## [Stored data]

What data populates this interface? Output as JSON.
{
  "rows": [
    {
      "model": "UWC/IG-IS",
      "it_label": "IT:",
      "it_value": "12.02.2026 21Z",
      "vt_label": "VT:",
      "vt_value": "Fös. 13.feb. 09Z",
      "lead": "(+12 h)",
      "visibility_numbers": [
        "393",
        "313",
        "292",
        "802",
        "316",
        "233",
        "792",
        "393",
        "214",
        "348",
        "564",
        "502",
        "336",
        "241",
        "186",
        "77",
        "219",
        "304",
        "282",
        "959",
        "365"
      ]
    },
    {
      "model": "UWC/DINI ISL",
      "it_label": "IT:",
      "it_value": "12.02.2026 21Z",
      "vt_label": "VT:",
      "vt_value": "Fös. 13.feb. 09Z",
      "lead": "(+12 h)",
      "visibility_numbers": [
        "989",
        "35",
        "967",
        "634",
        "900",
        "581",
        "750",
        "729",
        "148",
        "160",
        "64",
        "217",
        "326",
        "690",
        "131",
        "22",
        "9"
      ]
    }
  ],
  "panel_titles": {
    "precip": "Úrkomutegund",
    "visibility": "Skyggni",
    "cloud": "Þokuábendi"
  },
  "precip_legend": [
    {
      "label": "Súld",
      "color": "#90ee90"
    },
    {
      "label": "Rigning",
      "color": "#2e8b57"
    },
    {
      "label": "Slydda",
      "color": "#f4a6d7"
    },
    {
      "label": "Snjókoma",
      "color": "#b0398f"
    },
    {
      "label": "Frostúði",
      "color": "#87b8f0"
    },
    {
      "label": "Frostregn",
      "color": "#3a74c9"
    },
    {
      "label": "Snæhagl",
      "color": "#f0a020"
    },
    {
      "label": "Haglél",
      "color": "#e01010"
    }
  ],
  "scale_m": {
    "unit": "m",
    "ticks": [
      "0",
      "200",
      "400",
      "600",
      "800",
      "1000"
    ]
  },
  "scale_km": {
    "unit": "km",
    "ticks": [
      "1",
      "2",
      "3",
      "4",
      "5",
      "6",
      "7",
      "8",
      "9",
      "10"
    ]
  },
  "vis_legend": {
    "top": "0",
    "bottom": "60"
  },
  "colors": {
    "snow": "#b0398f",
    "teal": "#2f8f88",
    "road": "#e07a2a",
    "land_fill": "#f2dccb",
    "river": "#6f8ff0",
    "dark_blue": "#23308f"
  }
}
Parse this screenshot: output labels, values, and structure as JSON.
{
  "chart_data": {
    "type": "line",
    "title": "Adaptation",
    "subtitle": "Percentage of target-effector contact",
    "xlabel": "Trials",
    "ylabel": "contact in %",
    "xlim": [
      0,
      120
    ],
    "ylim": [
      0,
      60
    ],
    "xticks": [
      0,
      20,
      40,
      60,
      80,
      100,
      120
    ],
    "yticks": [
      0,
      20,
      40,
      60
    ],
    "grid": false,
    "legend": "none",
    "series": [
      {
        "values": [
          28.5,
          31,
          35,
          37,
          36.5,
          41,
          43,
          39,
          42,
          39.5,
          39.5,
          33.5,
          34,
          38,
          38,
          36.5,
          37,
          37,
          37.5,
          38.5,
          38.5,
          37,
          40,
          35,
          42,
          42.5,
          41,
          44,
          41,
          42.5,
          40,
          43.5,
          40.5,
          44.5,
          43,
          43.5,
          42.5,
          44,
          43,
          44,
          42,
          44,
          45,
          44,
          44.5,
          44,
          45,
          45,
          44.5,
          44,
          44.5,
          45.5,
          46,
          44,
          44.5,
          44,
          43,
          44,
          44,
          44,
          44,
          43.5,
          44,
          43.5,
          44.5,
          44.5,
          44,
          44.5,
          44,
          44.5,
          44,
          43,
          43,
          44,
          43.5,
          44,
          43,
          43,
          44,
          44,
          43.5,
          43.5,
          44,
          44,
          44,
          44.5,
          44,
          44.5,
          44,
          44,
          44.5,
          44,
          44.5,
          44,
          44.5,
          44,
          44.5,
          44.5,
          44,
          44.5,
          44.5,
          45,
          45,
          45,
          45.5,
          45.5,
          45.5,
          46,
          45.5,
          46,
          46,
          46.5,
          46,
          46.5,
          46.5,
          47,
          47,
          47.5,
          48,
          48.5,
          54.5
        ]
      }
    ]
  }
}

## [Stated task]
In full and verbatim, repeat the records given above.

## [Exercise solution]
What data populates this interface? Output as JSON.
{
  "rows": [
    {
      "model": "UWC/IG-IS",
      "it_label": "IT:",
      "it_value": "12.02.2026 21Z",
      "vt_label": "VT:",
      "vt_value": "Fös. 13.feb. 09Z",
      "lead": "(+12 h)",
      "visibility_numbers": [
        "393",
        "313",
        "292",
        "802",
        "316",
        "233",
        "792",
        "393",
        "214",
        "348",
        "564",
        "502",
        "336",
        "241",
        "186",
        "77",
        "219",
        "304",
        "282",
        "959",
        "365"
      ]
    },
    {
      "model": "UWC/DINI ISL",
      "it_label": "IT:",
      "it_value": "12.02.2026 21Z",
      "vt_label": "VT:",
      "vt_value": "Fös. 13.feb. 09Z",
      "lead": "(+12 h)",
      "visibility_numbers": [
        "989",
        "35",
        "967",
        "634",
        "900",
        "581",
        "750",
        "729",
        "148",
        "160",
        "64",
        "217",
        "326",
        "690",
        "131",
        "22",
        "9"
      ]
    }
  ],
  "panel_titles": {
    "precip": "Úrkomutegund",
    "visibility": "Skyggni",
    "cloud": "Þokuábendi"
  },
  "precip_legend": [
    {
      "label": "Súld",
      "color": "#90ee90"
    },
    {
      "label": "Rigning",
      "color": "#2e8b57"
    },
    {
      "label": "Slydda",
      "color": "#f4a6d7"
    },
    {
      "label": "Snjókoma",
      "color": "#b0398f"
    },
    {
      "label": "Frostúði",
      "color": "#87b8f0"
    },
    {
      "label": "Frostregn",
      "color": "#3a74c9"
    },
    {
      "label": "Snæhagl",
      "color": "#f0a020"
    },
    {
      "label": "Haglél",
      "color": "#e01010"
    }
  ],
  "scale_m": {
    "unit": "m",
    "ticks": [
      "0",
      "200",
      "400",
      "600",
      "800",
      "1000"
    ]
  },
  "scale_km": {
    "unit": "km",
    "ticks": [
      "1",
      "2",
      "3",
      "4",
      "5",
      "6",
      "7",
      "8",
      "9",
      "10"
    ]
  },
  "vis_legend": {
    "top": "0",
    "bottom": "60"
  },
  "colors": {
    "snow": "#b0398f",
    "teal": "#2f8f88",
    "road": "#e07a2a",
    "land_fill": "#f2dccb",
    "river": "#6f8ff0",
    "dark_blue": "#23308f"
  }
}
Parse this screenshot: output labels, values, and structure as JSON.
{
  "chart_data": {
    "type": "line",
    "title": "Adaptation",
    "subtitle": "Percentage of target-effector contact",
    "xlabel": "Trials",
    "ylabel": "contact in %",
    "xlim": [
      0,
      120
    ],
    "ylim": [
      0,
      60
    ],
    "xticks": [
      0,
      20,
      40,
      60,
      80,
      100,
      120
    ],
    "yticks": [
      0,
      20,
      40,
      60
    ],
    "grid": false,
    "legend": "none",
    "series": [
      {
        "values": [
          28.5,
          31,
          35,
          37,
          36.5,
          41,
          43,
          39,
          42,
          39.5,
          39.5,
          33.5,
          34,
          38,
          38,
          36.5,
          37,
          37,
          37.5,
          38.5,
          38.5,
          37,
          40,
          35,
          42,
          42.5,
          41,
          44,
          41,
          42.5,
          40,
          43.5,
          40.5,
          44.5,
          43,
          43.5,
          42.5,
          44,
          43,
          44,
          42,
          44,
          45,
          44,
          44.5,
          44,
          45,
          45,
          44.5,
          44,
          44.5,
          45.5,
          46,
          44,
          44.5,
          44,
          43,
          44,
          44,
          44,
          44,
          43.5,
          44,
          43.5,
          44.5,
          44.5,
          44,
          44.5,
          44,
          44.5,
          44,
          43,
          43,
          44,
          43.5,
          44,
          43,
          43,
          44,
          44,
          43.5,
          43.5,
          44,
          44,
          44,
          44.5,
          44,
          44.5,
          44,
          44,
          44.5,
          44,
          44.5,
          44,
          44.5,
          44,
          44.5,
          44.5,
          44,
          44.5,
          44.5,
          45,
          45,
          45,
          45.5,
          45.5,
          45.5,
          46,
          45.5,
          46,
          46,
          46.5,
          46,
          46.5,
          46.5,
          47,
          47,
          47.5,
          48,
          48.5,
          54.5
        ]
      }
    ]
  }
}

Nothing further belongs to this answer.